• [DIRECTIONS]: Restate, word for word, every line of the data.

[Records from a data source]
____

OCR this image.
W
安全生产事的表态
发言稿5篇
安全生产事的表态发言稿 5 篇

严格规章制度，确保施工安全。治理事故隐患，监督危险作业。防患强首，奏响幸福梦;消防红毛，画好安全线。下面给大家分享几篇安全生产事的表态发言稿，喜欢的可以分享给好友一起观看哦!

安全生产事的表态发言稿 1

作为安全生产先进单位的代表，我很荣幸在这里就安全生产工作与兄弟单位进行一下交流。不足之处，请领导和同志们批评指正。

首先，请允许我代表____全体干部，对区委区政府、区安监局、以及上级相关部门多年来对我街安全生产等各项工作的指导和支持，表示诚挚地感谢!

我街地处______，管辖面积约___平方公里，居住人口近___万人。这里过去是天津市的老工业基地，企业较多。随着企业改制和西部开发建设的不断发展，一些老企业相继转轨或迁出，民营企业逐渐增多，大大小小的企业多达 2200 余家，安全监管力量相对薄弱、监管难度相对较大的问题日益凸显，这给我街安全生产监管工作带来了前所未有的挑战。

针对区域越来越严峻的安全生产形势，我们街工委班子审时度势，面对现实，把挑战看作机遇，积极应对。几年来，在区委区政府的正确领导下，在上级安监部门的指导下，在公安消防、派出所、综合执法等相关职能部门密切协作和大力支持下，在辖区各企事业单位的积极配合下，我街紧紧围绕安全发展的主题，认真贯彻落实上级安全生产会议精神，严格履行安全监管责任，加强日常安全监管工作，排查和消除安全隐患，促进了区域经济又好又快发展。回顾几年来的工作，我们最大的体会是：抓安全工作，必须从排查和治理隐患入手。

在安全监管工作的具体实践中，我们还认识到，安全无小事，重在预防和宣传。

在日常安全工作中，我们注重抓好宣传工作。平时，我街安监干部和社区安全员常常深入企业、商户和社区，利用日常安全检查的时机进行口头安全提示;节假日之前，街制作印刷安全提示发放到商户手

____

• [PROBLEM SOLUTION]:
OCR this image.
W
安全生产事的表态
发言稿5篇
安全生产事的表态发言稿 5 篇

严格规章制度，确保施工安全。治理事故隐患，监督危险作业。防患强首，奏响幸福梦;消防红毛，画好安全线。下面给大家分享几篇安全生产事的表态发言稿，喜欢的可以分享给好友一起观看哦!

安全生产事的表态发言稿 1

作为安全生产先进单位的代表，我很荣幸在这里就安全生产工作与兄弟单位进行一下交流。不足之处，请领导和同志们批评指正。

首先，请允许我代表____全体干部，对区委区政府、区安监局、以及上级相关部门多年来对我街安全生产等各项工作的指导和支持，表示诚挚地感谢!

我街地处______，管辖面积约___平方公里，居住人口近___万人。这里过去是天津市的老工业基地，企业较多。随着企业改制和西部开发建设的不断发展，一些老企业相继转轨或迁出，民营企业逐渐增多，大大小小的企业多达 2200 余家，安全监管力量相对薄弱、监管难度相对较大的问题日益凸显，这给我街安全生产监管工作带来了前所未有的挑战。

针对区域越来越严峻的安全生产形势，我们街工委班子审时度势，面对现实，把挑战看作机遇，积极应对。几年来，在区委区政府的正确领导下，在上级安监部门的指导下，在公安消防、派出所、综合执法等相关职能部门密切协作和大力支持下，在辖区各企事业单位的积极配合下，我街紧紧围绕安全发展的主题，认真贯彻落实上级安全生产会议精神，严格履行安全监管责任，加强日常安全监管工作，排查和消除安全隐患，促进了区域经济又好又快发展。回顾几年来的工作，我们最大的体会是：抓安全工作，必须从排查和治理隐患入手。

在安全监管工作的具体实践中，我们还认识到，安全无小事，重在预防和宣传。

在日常安全工作中，我们注重抓好宣传工作。平时，我街安监干部和社区安全员常常深入企业、商户和社区，利用日常安全检查的时机进行口头安全提示;节假日之前，街制作印刷安全提示发放到商户手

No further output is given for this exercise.